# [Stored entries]

==================================================

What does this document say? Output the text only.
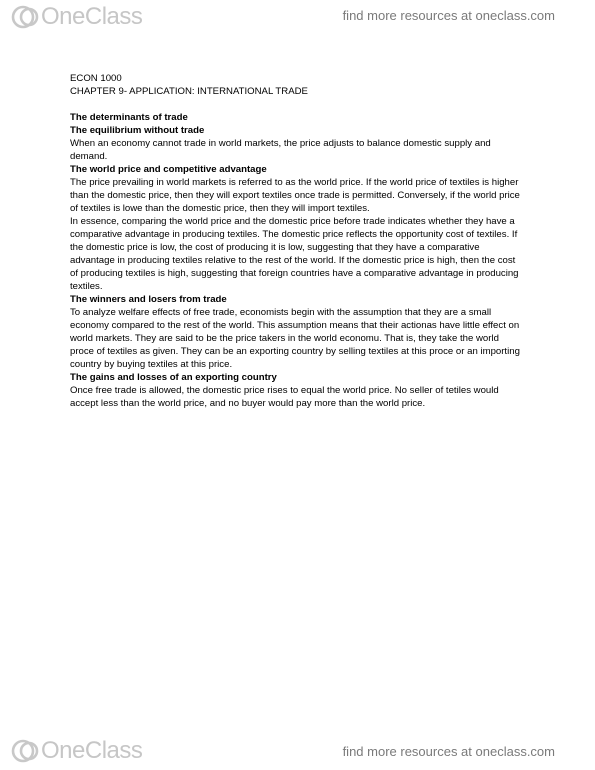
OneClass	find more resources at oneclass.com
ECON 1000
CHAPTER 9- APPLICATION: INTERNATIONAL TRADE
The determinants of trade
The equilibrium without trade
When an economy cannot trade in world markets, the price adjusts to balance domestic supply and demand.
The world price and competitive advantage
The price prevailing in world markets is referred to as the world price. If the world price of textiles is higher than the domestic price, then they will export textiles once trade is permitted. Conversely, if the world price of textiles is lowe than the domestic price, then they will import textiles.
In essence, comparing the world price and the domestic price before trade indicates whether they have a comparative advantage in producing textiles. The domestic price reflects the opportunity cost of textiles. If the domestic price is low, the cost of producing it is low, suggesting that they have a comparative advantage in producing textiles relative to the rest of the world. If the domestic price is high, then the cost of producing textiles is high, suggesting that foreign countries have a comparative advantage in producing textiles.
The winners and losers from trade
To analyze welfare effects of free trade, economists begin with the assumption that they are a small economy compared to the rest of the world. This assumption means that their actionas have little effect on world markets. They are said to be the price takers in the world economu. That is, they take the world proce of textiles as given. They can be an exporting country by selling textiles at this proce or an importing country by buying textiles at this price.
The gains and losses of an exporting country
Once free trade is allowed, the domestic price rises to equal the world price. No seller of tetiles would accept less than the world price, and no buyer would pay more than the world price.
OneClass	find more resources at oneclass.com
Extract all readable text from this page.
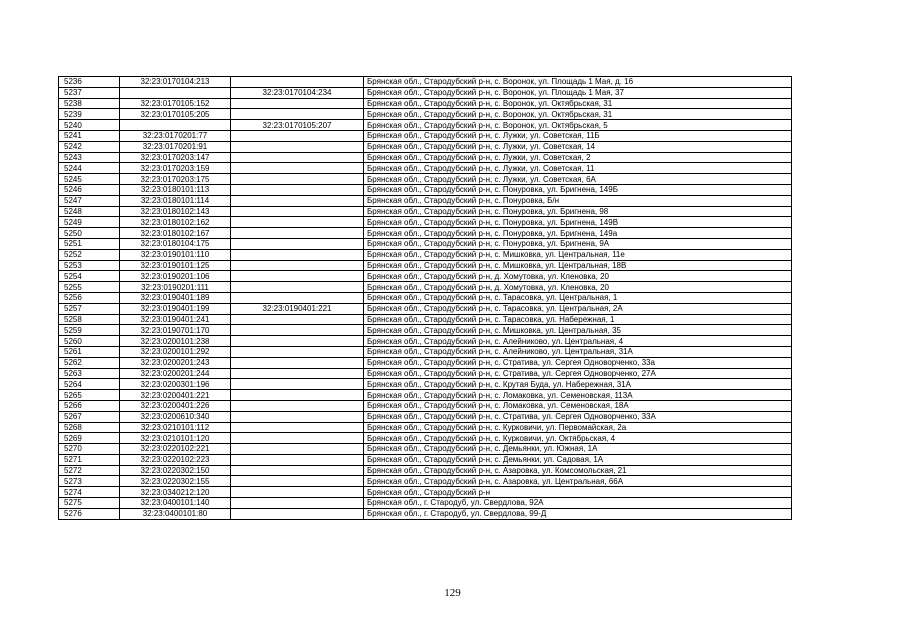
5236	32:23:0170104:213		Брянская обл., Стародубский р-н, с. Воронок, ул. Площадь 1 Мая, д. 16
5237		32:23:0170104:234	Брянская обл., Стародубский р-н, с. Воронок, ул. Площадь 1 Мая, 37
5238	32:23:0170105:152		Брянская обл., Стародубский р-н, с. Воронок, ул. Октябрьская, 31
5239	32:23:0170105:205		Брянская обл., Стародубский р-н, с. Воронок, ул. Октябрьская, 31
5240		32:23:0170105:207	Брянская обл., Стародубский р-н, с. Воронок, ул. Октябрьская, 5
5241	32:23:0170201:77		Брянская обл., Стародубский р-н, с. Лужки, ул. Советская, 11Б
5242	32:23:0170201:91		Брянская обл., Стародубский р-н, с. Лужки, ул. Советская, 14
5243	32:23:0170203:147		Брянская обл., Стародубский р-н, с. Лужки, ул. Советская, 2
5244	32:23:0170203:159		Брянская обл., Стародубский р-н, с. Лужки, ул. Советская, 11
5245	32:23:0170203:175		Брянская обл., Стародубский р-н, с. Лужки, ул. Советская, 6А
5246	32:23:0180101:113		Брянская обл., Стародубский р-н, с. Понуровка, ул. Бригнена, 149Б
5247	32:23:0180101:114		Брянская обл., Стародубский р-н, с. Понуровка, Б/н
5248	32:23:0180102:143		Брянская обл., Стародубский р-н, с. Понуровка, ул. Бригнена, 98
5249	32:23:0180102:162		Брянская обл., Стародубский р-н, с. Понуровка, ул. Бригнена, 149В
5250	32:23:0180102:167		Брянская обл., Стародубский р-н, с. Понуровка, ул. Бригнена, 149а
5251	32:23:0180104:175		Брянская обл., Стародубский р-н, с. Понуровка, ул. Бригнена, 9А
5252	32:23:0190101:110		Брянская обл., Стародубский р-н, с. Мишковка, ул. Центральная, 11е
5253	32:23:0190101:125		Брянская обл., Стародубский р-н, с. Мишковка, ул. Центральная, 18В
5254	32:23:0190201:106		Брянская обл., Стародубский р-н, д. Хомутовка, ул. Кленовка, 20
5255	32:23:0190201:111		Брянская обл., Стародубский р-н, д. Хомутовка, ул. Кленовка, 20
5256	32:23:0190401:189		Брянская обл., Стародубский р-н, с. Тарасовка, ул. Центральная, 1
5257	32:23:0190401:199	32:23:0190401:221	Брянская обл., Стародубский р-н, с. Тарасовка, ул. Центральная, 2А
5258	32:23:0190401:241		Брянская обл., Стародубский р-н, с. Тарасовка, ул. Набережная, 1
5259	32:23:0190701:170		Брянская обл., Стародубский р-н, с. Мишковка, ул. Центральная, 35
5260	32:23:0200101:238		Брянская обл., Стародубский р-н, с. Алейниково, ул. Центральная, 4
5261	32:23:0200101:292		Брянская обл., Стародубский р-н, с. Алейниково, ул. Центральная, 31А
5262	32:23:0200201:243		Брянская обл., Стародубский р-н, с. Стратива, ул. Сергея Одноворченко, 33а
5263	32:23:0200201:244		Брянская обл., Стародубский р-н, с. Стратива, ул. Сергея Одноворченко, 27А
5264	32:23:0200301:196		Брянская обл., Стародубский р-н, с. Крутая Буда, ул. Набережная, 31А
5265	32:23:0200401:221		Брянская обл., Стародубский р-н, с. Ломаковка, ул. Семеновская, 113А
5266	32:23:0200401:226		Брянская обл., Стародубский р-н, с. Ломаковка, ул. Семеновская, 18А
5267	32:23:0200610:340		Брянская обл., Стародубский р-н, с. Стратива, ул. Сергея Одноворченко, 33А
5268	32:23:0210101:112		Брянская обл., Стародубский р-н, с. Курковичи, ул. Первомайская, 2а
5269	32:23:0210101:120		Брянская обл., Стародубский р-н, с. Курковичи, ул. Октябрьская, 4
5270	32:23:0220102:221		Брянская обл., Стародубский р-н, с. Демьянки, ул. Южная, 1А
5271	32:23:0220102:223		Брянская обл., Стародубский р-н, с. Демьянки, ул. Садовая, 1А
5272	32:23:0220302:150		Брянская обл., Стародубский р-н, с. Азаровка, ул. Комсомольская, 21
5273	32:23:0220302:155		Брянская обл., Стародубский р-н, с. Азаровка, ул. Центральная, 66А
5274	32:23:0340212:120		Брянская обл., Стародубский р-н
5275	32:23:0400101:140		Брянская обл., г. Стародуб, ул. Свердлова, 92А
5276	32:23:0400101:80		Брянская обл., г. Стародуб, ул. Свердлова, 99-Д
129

==================================================

# [What you are asked to do]
Copy the data exactly. Any picture it contains is to be omitted.

# [Response to the task]
What does this document say? Output the text only.
OneClass	find more resources at oneclass.com
ECON 1000
CHAPTER 9- APPLICATION: INTERNATIONAL TRADE
The determinants of trade
The equilibrium without trade
When an economy cannot trade in world markets, the price adjusts to balance domestic supply and demand.
The world price and competitive advantage
The price prevailing in world markets is referred to as the world price. If the world price of textiles is higher than the domestic price, then they will export textiles once trade is permitted. Conversely, if the world price of textiles is lowe than the domestic price, then they will import textiles.
In essence, comparing the world price and the domestic price before trade indicates whether they have a comparative advantage in producing textiles. The domestic price reflects the opportunity cost of textiles. If the domestic price is low, the cost of producing it is low, suggesting that they have a comparative advantage in producing textiles relative to the rest of the world. If the domestic price is high, then the cost of producing textiles is high, suggesting that foreign countries have a comparative advantage in producing textiles.
The winners and losers from trade
To analyze welfare effects of free trade, economists begin with the assumption that they are a small economy compared to the rest of the world. This assumption means that their actionas have little effect on world markets. They are said to be the price takers in the world economu. That is, they take the world proce of textiles as given. They can be an exporting country by selling textiles at this proce or an importing country by buying textiles at this price.
The gains and losses of an exporting country
Once free trade is allowed, the domestic price rises to equal the world price. No seller of tetiles would accept less than the world price, and no buyer would pay more than the world price.
OneClass	find more resources at oneclass.com
Extract all readable text from this page.
5236	32:23:0170104:213		Брянская обл., Стародубский р-н, с. Воронок, ул. Площадь 1 Мая, д. 16
5237		32:23:0170104:234	Брянская обл., Стародубский р-н, с. Воронок, ул. Площадь 1 Мая, 37
5238	32:23:0170105:152		Брянская обл., Стародубский р-н, с. Воронок, ул. Октябрьская, 31
5239	32:23:0170105:205		Брянская обл., Стародубский р-н, с. Воронок, ул. Октябрьская, 31
5240		32:23:0170105:207	Брянская обл., Стародубский р-н, с. Воронок, ул. Октябрьская, 5
5241	32:23:0170201:77		Брянская обл., Стародубский р-н, с. Лужки, ул. Советская, 11Б
5242	32:23:0170201:91		Брянская обл., Стародубский р-н, с. Лужки, ул. Советская, 14
5243	32:23:0170203:147		Брянская обл., Стародубский р-н, с. Лужки, ул. Советская, 2
5244	32:23:0170203:159		Брянская обл., Стародубский р-н, с. Лужки, ул. Советская, 11
5245	32:23:0170203:175		Брянская обл., Стародубский р-н, с. Лужки, ул. Советская, 6А
5246	32:23:0180101:113		Брянская обл., Стародубский р-н, с. Понуровка, ул. Бригнена, 149Б
5247	32:23:0180101:114		Брянская обл., Стародубский р-н, с. Понуровка, Б/н
5248	32:23:0180102:143		Брянская обл., Стародубский р-н, с. Понуровка, ул. Бригнена, 98
5249	32:23:0180102:162		Брянская обл., Стародубский р-н, с. Понуровка, ул. Бригнена, 149В
5250	32:23:0180102:167		Брянская обл., Стародубский р-н, с. Понуровка, ул. Бригнена, 149а
5251	32:23:0180104:175		Брянская обл., Стародубский р-н, с. Понуровка, ул. Бригнена, 9А
5252	32:23:0190101:110		Брянская обл., Стародубский р-н, с. Мишковка, ул. Центральная, 11е
5253	32:23:0190101:125		Брянская обл., Стародубский р-н, с. Мишковка, ул. Центральная, 18В
5254	32:23:0190201:106		Брянская обл., Стародубский р-н, д. Хомутовка, ул. Кленовка, 20
5255	32:23:0190201:111		Брянская обл., Стародубский р-н, д. Хомутовка, ул. Кленовка, 20
5256	32:23:0190401:189		Брянская обл., Стародубский р-н, с. Тарасовка, ул. Центральная, 1
5257	32:23:0190401:199	32:23:0190401:221	Брянская обл., Стародубский р-н, с. Тарасовка, ул. Центральная, 2А
5258	32:23:0190401:241		Брянская обл., Стародубский р-н, с. Тарасовка, ул. Набережная, 1
5259	32:23:0190701:170		Брянская обл., Стародубский р-н, с. Мишковка, ул. Центральная, 35
5260	32:23:0200101:238		Брянская обл., Стародубский р-н, с. Алейниково, ул. Центральная, 4
5261	32:23:0200101:292		Брянская обл., Стародубский р-н, с. Алейниково, ул. Центральная, 31А
5262	32:23:0200201:243		Брянская обл., Стародубский р-н, с. Стратива, ул. Сергея Одноворченко, 33а
5263	32:23:0200201:244		Брянская обл., Стародубский р-н, с. Стратива, ул. Сергея Одноворченко, 27А
5264	32:23:0200301:196		Брянская обл., Стародубский р-н, с. Крутая Буда, ул. Набережная, 31А
5265	32:23:0200401:221		Брянская обл., Стародубский р-н, с. Ломаковка, ул. Семеновская, 113А
5266	32:23:0200401:226		Брянская обл., Стародубский р-н, с. Ломаковка, ул. Семеновская, 18А
5267	32:23:0200610:340		Брянская обл., Стародубский р-н, с. Стратива, ул. Сергея Одноворченко, 33А
5268	32:23:0210101:112		Брянская обл., Стародубский р-н, с. Курковичи, ул. Первомайская, 2а
5269	32:23:0210101:120		Брянская обл., Стародубский р-н, с. Курковичи, ул. Октябрьская, 4
5270	32:23:0220102:221		Брянская обл., Стародубский р-н, с. Демьянки, ул. Южная, 1А
5271	32:23:0220102:223		Брянская обл., Стародубский р-н, с. Демьянки, ул. Садовая, 1А
5272	32:23:0220302:150		Брянская обл., Стародубский р-н, с. Азаровка, ул. Комсомольская, 21
5273	32:23:0220302:155		Брянская обл., Стародубский р-н, с. Азаровка, ул. Центральная, 66А
5274	32:23:0340212:120		Брянская обл., Стародубский р-н
5275	32:23:0400101:140		Брянская обл., г. Стародуб, ул. Свердлова, 92А
5276	32:23:0400101:80		Брянская обл., г. Стародуб, ул. Свердлова, 99-Д
129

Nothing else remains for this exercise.